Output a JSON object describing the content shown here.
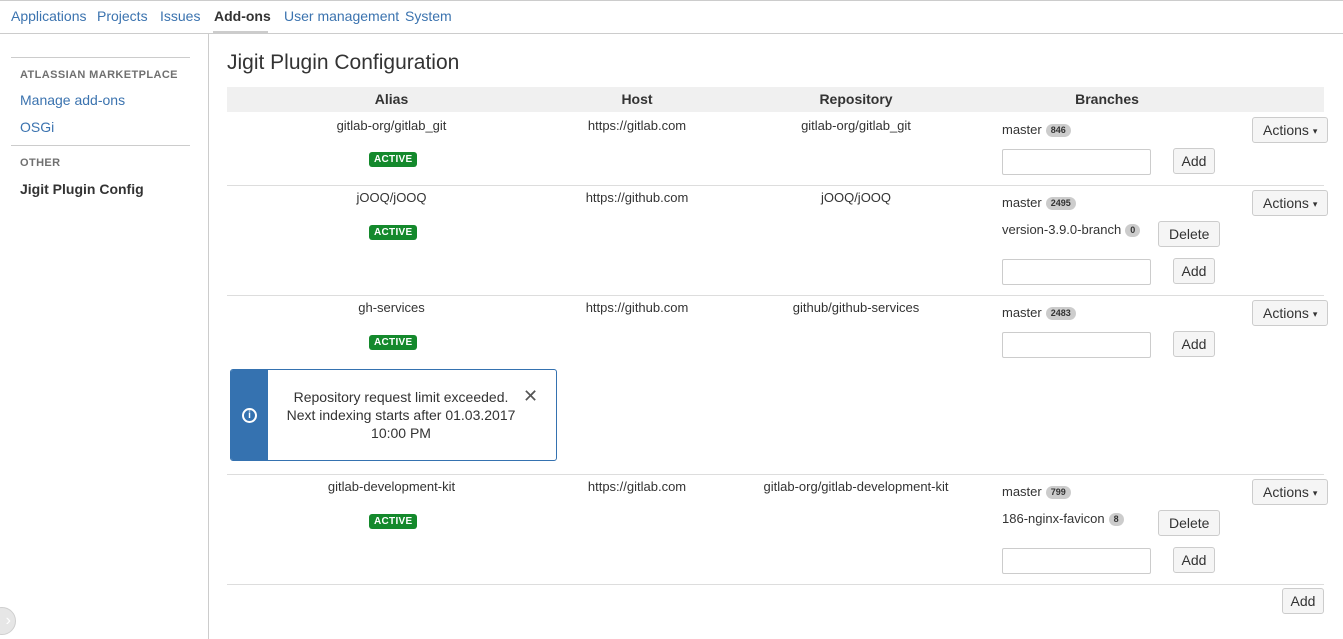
{
  "topnav": {
    "items": [
      "Applications",
      "Projects",
      "Issues",
      "Add-ons",
      "User management",
      "System"
    ],
    "active": "Add-ons"
  },
  "sidebar": {
    "section1": "ATLASSIAN MARKETPLACE",
    "link1": "Manage add-ons",
    "link2": "OSGi",
    "section2": "OTHER",
    "current": "Jigit Plugin Config"
  },
  "page": {
    "title": "Jigit Plugin Configuration"
  },
  "table": {
    "headers": {
      "alias": "Alias",
      "host": "Host",
      "repository": "Repository",
      "branches": "Branches"
    },
    "rows": [
      {
        "alias": "gitlab-org/gitlab_git",
        "host": "https://gitlab.com",
        "repository": "gitlab-org/gitlab_git",
        "status": "ACTIVE",
        "branches": [
          {
            "name": "master",
            "count": "846"
          }
        ]
      },
      {
        "alias": "jOOQ/jOOQ",
        "host": "https://github.com",
        "repository": "jOOQ/jOOQ",
        "status": "ACTIVE",
        "branches": [
          {
            "name": "master",
            "count": "2495"
          },
          {
            "name": "version-3.9.0-branch",
            "count": "0"
          }
        ]
      },
      {
        "alias": "gh-services",
        "host": "https://github.com",
        "repository": "github/github-services",
        "status": "ACTIVE",
        "branches": [
          {
            "name": "master",
            "count": "2483"
          }
        ]
      },
      {
        "alias": "gitlab-development-kit",
        "host": "https://gitlab.com",
        "repository": "gitlab-org/gitlab-development-kit",
        "status": "ACTIVE",
        "branches": [
          {
            "name": "master",
            "count": "799"
          },
          {
            "name": "186-nginx-favicon",
            "count": "8"
          }
        ]
      }
    ]
  },
  "buttons": {
    "actions": "Actions",
    "add": "Add",
    "delete": "Delete",
    "caret": "▾"
  },
  "flag": {
    "message": "Repository request limit exceeded. Next indexing starts after 01.03.2017 10:00 PM",
    "close": "✕",
    "icon": "i"
  },
  "icons": {
    "sidebar_toggle": "chevron-right-icon",
    "flag": "info-icon",
    "close": "close-icon"
  },
  "colors": {
    "link": "#3b73af",
    "active_lozenge": "#14892c",
    "flag_accent": "#3572b0"
  }
}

- _Aim of the task_: Write out the material above once more, exactly as it reads, with no pictures.

- _Written reply_:
Output a JSON object describing the content shown here.
{
  "topnav": {
    "items": [
      "Applications",
      "Projects",
      "Issues",
      "Add-ons",
      "User management",
      "System"
    ],
    "active": "Add-ons"
  },
  "sidebar": {
    "section1": "ATLASSIAN MARKETPLACE",
    "link1": "Manage add-ons",
    "link2": "OSGi",
    "section2": "OTHER",
    "current": "Jigit Plugin Config"
  },
  "page": {
    "title": "Jigit Plugin Configuration"
  },
  "table": {
    "headers": {
      "alias": "Alias",
      "host": "Host",
      "repository": "Repository",
      "branches": "Branches"
    },
    "rows": [
      {
        "alias": "gitlab-org/gitlab_git",
        "host": "https://gitlab.com",
        "repository": "gitlab-org/gitlab_git",
        "status": "ACTIVE",
        "branches": [
          {
            "name": "master",
            "count": "846"
          }
        ]
      },
      {
        "alias": "jOOQ/jOOQ",
        "host": "https://github.com",
        "repository": "jOOQ/jOOQ",
        "status": "ACTIVE",
        "branches": [
          {
            "name": "master",
            "count": "2495"
          },
          {
            "name": "version-3.9.0-branch",
            "count": "0"
          }
        ]
      },
      {
        "alias": "gh-services",
        "host": "https://github.com",
        "repository": "github/github-services",
        "status": "ACTIVE",
        "branches": [
          {
            "name": "master",
            "count": "2483"
          }
        ]
      },
      {
        "alias": "gitlab-development-kit",
        "host": "https://gitlab.com",
        "repository": "gitlab-org/gitlab-development-kit",
        "status": "ACTIVE",
        "branches": [
          {
            "name": "master",
            "count": "799"
          },
          {
            "name": "186-nginx-favicon",
            "count": "8"
          }
        ]
      }
    ]
  },
  "buttons": {
    "actions": "Actions",
    "add": "Add",
    "delete": "Delete",
    "caret": "▾"
  },
  "flag": {
    "message": "Repository request limit exceeded. Next indexing starts after 01.03.2017 10:00 PM",
    "close": "✕",
    "icon": "i"
  },
  "icons": {
    "sidebar_toggle": "chevron-right-icon",
    "flag": "info-icon",
    "close": "close-icon"
  },
  "colors": {
    "link": "#3b73af",
    "active_lozenge": "#14892c",
    "flag_accent": "#3572b0"
  }
}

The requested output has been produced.